#### [PAGE EXCERPT]

···

A member of the Warsaw Treaty Organization, the Soviet Union has nevertheless reaffirmed on numerous occasions the readiness of all member countries to take part in a simultaneous dismantling of the Warsaw Treaty Organization and the North Atlantic Alliance, or, as a first step, in the abolition of their military organizations.

Ever since their appearance, the Soviet Union has attached great importance to the struggle to ban nuclear weapons and other weapons of mass destruction. A prohibition against the use of nuclear weapons must be accompanied by a general prohibition on the use of force in relations between states. An important task of Soviet foreign policy has been the struggle to end all tests of nuclear weapons, including underground tests; a goal of Soviet foreign policy is the creation of nuclear-free zones in various regions of the world.

The USSR has consistently advocated complete nuclear disarmament of all states possessing nuclear weapons and has insisted that nuclear energy be used for peaceful purposes only. It has called for an end to the race to produce armaments of all kinds, the dismantling of foreign military bases, and the reduction of armed forces and armaments, particularly in regions where military confrontation is especially dangerous, notably Central Europe.

The Soviet Union supports the expansion of mutually advantageous cooperative relations of all kinds with like-minded states; it is ready to work with other interested states in such areas as environmental protection, the exploitation of energy and other natural resources, the development of transportation and communications, the prevention and elimination of the most dangerous and widespread diseases, the study and exploration of space and the world ocean, the defense of human rights, and the definition and implementation, in international relations, of progressive standards of international law.

The Soviet state and the CPSU are in fact carrying out this grand program of struggle for the peace and security of all peoples. Multilateral and bilateral meetings between leaders of fraternal parties and governments are assuming greater international importance; they make it possible to increase mutual understanding between the socialist countries, to share experience, and to improve interstate and interparty relations. Cooperation among the socialist countries takes place on an enormous scale in all areas.

In July 1971 the Twenty-fifth Session of COMECON adopted a long-term program for the subsequent 15–20 years: the Comprehensive Program for the Further Extension and Promotion of Cooperation and Development of Socialist Economic Integration Among the Members of COMECON. International economic associations and organizations, such as Interelectro, Intertextil’-mash, and Interatomenergo, work to perform many of the program’s tasks.

···

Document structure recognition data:
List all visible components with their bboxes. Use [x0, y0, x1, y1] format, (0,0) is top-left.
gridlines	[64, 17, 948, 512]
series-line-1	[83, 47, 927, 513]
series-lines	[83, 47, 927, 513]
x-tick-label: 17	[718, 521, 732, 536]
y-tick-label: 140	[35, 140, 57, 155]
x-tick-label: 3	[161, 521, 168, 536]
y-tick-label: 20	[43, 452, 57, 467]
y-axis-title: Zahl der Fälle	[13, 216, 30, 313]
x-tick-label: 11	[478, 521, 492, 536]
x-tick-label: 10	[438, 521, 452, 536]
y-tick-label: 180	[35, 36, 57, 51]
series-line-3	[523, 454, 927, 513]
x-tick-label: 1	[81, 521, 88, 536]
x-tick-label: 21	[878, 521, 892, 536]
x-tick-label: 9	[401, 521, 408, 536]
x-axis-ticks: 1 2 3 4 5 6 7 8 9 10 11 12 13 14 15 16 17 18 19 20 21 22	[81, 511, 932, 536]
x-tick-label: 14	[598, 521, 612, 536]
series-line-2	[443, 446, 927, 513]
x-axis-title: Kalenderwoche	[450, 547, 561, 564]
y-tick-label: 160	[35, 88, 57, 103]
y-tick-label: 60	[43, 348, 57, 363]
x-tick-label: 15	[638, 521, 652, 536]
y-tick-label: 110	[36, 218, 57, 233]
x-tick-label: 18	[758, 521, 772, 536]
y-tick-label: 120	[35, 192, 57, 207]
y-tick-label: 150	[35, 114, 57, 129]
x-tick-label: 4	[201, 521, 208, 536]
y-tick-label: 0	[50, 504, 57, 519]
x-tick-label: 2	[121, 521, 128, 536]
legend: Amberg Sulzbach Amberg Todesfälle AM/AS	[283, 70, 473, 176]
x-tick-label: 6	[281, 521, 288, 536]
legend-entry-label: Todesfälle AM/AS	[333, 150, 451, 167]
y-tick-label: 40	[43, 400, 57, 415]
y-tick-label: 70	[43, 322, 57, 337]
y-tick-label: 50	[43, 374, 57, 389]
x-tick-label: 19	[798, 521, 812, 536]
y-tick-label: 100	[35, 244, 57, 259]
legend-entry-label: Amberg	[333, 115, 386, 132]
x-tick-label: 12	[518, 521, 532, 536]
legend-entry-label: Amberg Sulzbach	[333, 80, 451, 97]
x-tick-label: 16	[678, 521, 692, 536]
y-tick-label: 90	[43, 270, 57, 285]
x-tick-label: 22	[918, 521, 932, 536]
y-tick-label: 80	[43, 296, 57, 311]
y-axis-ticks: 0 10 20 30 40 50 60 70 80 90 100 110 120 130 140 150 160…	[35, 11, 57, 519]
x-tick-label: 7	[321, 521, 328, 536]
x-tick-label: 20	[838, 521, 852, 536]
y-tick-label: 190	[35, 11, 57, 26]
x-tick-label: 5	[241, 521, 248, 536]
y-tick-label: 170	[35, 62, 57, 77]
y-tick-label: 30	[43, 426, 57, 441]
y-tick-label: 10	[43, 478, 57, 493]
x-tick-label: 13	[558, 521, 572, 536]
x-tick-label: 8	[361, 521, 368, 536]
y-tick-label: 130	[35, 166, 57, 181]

···

#### [WHAT IS BEING ASKED]
According to the page excerpt on Soviet foreign policy, when did the Twenty-fifth Session of COMECON adopt its long-term program? None of the rows are needed here.

#### [ANSWER FOR THIS EXERCISE]
In July 1971.